_Aim_.
Can you output the records below exactly as they are written?
===== Available records =====
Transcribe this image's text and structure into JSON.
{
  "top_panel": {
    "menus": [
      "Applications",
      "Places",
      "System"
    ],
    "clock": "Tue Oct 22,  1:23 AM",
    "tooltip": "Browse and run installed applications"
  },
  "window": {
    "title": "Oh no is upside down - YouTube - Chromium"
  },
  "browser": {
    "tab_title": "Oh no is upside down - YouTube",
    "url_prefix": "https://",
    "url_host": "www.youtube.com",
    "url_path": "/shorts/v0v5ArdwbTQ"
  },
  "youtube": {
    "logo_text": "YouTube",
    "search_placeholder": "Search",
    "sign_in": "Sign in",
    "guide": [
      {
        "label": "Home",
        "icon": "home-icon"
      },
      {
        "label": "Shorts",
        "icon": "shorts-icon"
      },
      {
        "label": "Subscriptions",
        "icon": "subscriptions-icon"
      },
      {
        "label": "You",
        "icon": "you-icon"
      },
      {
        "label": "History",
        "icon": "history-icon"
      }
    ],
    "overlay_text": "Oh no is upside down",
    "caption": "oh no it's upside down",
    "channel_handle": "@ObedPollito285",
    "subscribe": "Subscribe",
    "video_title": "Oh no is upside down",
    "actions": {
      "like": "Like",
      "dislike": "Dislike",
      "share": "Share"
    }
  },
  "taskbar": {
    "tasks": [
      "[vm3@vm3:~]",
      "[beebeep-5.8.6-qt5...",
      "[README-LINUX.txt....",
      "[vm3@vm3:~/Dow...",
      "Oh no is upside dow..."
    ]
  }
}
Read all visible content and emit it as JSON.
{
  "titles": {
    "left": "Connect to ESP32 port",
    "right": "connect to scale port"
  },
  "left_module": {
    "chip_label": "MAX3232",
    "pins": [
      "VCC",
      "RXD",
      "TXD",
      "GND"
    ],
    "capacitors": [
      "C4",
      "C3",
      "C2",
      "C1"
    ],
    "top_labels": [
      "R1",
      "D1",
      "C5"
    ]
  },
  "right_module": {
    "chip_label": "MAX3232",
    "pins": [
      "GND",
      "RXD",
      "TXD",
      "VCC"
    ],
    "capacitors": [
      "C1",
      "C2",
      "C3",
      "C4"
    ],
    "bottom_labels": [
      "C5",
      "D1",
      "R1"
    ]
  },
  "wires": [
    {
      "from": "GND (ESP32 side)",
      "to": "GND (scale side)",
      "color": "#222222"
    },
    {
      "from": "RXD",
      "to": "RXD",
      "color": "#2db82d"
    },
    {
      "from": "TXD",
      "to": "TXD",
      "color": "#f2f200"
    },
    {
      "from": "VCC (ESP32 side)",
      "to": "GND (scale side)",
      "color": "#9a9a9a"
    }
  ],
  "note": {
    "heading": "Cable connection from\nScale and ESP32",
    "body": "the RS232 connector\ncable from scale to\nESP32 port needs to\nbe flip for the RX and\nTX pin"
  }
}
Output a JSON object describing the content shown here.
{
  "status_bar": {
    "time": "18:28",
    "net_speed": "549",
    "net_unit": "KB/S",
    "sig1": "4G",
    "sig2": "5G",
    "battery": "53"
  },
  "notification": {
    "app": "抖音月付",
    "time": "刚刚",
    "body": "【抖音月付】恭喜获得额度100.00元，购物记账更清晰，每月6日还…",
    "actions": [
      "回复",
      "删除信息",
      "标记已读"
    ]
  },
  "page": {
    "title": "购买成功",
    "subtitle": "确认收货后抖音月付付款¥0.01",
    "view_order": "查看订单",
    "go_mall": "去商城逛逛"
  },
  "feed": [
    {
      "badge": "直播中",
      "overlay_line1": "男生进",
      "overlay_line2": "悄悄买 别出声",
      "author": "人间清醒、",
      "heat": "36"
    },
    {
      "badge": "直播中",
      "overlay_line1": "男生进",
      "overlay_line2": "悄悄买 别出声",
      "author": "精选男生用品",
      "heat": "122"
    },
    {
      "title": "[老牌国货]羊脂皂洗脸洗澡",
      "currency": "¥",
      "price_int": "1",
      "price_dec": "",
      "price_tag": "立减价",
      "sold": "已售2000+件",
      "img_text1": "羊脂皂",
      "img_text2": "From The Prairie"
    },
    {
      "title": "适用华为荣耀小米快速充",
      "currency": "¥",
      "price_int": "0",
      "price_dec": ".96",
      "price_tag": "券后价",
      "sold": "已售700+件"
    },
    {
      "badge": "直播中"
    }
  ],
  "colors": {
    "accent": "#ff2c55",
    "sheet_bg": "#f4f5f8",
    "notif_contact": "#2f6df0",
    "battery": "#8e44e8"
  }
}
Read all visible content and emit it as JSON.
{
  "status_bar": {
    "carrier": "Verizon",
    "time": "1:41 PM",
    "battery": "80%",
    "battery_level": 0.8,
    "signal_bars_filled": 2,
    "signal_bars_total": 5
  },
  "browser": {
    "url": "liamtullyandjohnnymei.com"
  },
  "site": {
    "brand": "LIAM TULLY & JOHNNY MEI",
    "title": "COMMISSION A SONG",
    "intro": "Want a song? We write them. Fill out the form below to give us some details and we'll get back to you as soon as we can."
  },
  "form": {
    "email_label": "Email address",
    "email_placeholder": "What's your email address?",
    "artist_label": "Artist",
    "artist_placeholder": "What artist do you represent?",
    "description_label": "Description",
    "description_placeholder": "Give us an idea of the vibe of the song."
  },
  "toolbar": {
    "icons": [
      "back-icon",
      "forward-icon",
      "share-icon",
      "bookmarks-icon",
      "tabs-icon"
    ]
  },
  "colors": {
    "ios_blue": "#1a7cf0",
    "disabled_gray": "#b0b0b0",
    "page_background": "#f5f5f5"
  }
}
=====
_Reply to the task_.
Transcribe this image's text and structure into JSON.
{
  "top_panel": {
    "menus": [
      "Applications",
      "Places",
      "System"
    ],
    "clock": "Tue Oct 22,  1:23 AM",
    "tooltip": "Browse and run installed applications"
  },
  "window": {
    "title": "Oh no is upside down - YouTube - Chromium"
  },
  "browser": {
    "tab_title": "Oh no is upside down - YouTube",
    "url_prefix": "https://",
    "url_host": "www.youtube.com",
    "url_path": "/shorts/v0v5ArdwbTQ"
  },
  "youtube": {
    "logo_text": "YouTube",
    "search_placeholder": "Search",
    "sign_in": "Sign in",
    "guide": [
      {
        "label": "Home",
        "icon": "home-icon"
      },
      {
        "label": "Shorts",
        "icon": "shorts-icon"
      },
      {
        "label": "Subscriptions",
        "icon": "subscriptions-icon"
      },
      {
        "label": "You",
        "icon": "you-icon"
      },
      {
        "label": "History",
        "icon": "history-icon"
      }
    ],
    "overlay_text": "Oh no is upside down",
    "caption": "oh no it's upside down",
    "channel_handle": "@ObedPollito285",
    "subscribe": "Subscribe",
    "video_title": "Oh no is upside down",
    "actions": {
      "like": "Like",
      "dislike": "Dislike",
      "share": "Share"
    }
  },
  "taskbar": {
    "tasks": [
      "[vm3@vm3:~]",
      "[beebeep-5.8.6-qt5...",
      "[README-LINUX.txt....",
      "[vm3@vm3:~/Dow...",
      "Oh no is upside dow..."
    ]
  }
}
Read all visible content and emit it as JSON.
{
  "titles": {
    "left": "Connect to ESP32 port",
    "right": "connect to scale port"
  },
  "left_module": {
    "chip_label": "MAX3232",
    "pins": [
      "VCC",
      "RXD",
      "TXD",
      "GND"
    ],
    "capacitors": [
      "C4",
      "C3",
      "C2",
      "C1"
    ],
    "top_labels": [
      "R1",
      "D1",
      "C5"
    ]
  },
  "right_module": {
    "chip_label": "MAX3232",
    "pins": [
      "GND",
      "RXD",
      "TXD",
      "VCC"
    ],
    "capacitors": [
      "C1",
      "C2",
      "C3",
      "C4"
    ],
    "bottom_labels": [
      "C5",
      "D1",
      "R1"
    ]
  },
  "wires": [
    {
      "from": "GND (ESP32 side)",
      "to": "GND (scale side)",
      "color": "#222222"
    },
    {
      "from": "RXD",
      "to": "RXD",
      "color": "#2db82d"
    },
    {
      "from": "TXD",
      "to": "TXD",
      "color": "#f2f200"
    },
    {
      "from": "VCC (ESP32 side)",
      "to": "GND (scale side)",
      "color": "#9a9a9a"
    }
  ],
  "note": {
    "heading": "Cable connection from\nScale and ESP32",
    "body": "the RS232 connector\ncable from scale to\nESP32 port needs to\nbe flip for the RX and\nTX pin"
  }
}
Output a JSON object describing the content shown here.
{
  "status_bar": {
    "time": "18:28",
    "net_speed": "549",
    "net_unit": "KB/S",
    "sig1": "4G",
    "sig2": "5G",
    "battery": "53"
  },
  "notification": {
    "app": "抖音月付",
    "time": "刚刚",
    "body": "【抖音月付】恭喜获得额度100.00元，购物记账更清晰，每月6日还…",
    "actions": [
      "回复",
      "删除信息",
      "标记已读"
    ]
  },
  "page": {
    "title": "购买成功",
    "subtitle": "确认收货后抖音月付付款¥0.01",
    "view_order": "查看订单",
    "go_mall": "去商城逛逛"
  },
  "feed": [
    {
      "badge": "直播中",
      "overlay_line1": "男生进",
      "overlay_line2": "悄悄买 别出声",
      "author": "人间清醒、",
      "heat": "36"
    },
    {
      "badge": "直播中",
      "overlay_line1": "男生进",
      "overlay_line2": "悄悄买 别出声",
      "author": "精选男生用品",
      "heat": "122"
    },
    {
      "title": "[老牌国货]羊脂皂洗脸洗澡",
      "currency": "¥",
      "price_int": "1",
      "price_dec": "",
      "price_tag": "立减价",
      "sold": "已售2000+件",
      "img_text1": "羊脂皂",
      "img_text2": "From The Prairie"
    },
    {
      "title": "适用华为荣耀小米快速充",
      "currency": "¥",
      "price_int": "0",
      "price_dec": ".96",
      "price_tag": "券后价",
      "sold": "已售700+件"
    },
    {
      "badge": "直播中"
    }
  ],
  "colors": {
    "accent": "#ff2c55",
    "sheet_bg": "#f4f5f8",
    "notif_contact": "#2f6df0",
    "battery": "#8e44e8"
  }
}
Read all visible content and emit it as JSON.
{
  "status_bar": {
    "carrier": "Verizon",
    "time": "1:41 PM",
    "battery": "80%",
    "battery_level": 0.8,
    "signal_bars_filled": 2,
    "signal_bars_total": 5
  },
  "browser": {
    "url": "liamtullyandjohnnymei.com"
  },
  "site": {
    "brand": "LIAM TULLY & JOHNNY MEI",
    "title": "COMMISSION A SONG",
    "intro": "Want a song? We write them. Fill out the form below to give us some details and we'll get back to you as soon as we can."
  },
  "form": {
    "email_label": "Email address",
    "email_placeholder": "What's your email address?",
    "artist_label": "Artist",
    "artist_placeholder": "What artist do you represent?",
    "description_label": "Description",
    "description_placeholder": "Give us an idea of the vibe of the song."
  },
  "toolbar": {
    "icons": [
      "back-icon",
      "forward-icon",
      "share-icon",
      "bookmarks-icon",
      "tabs-icon"
    ]
  },
  "colors": {
    "ios_blue": "#1a7cf0",
    "disabled_gray": "#b0b0b0",
    "page_background": "#f5f5f5"
  }
}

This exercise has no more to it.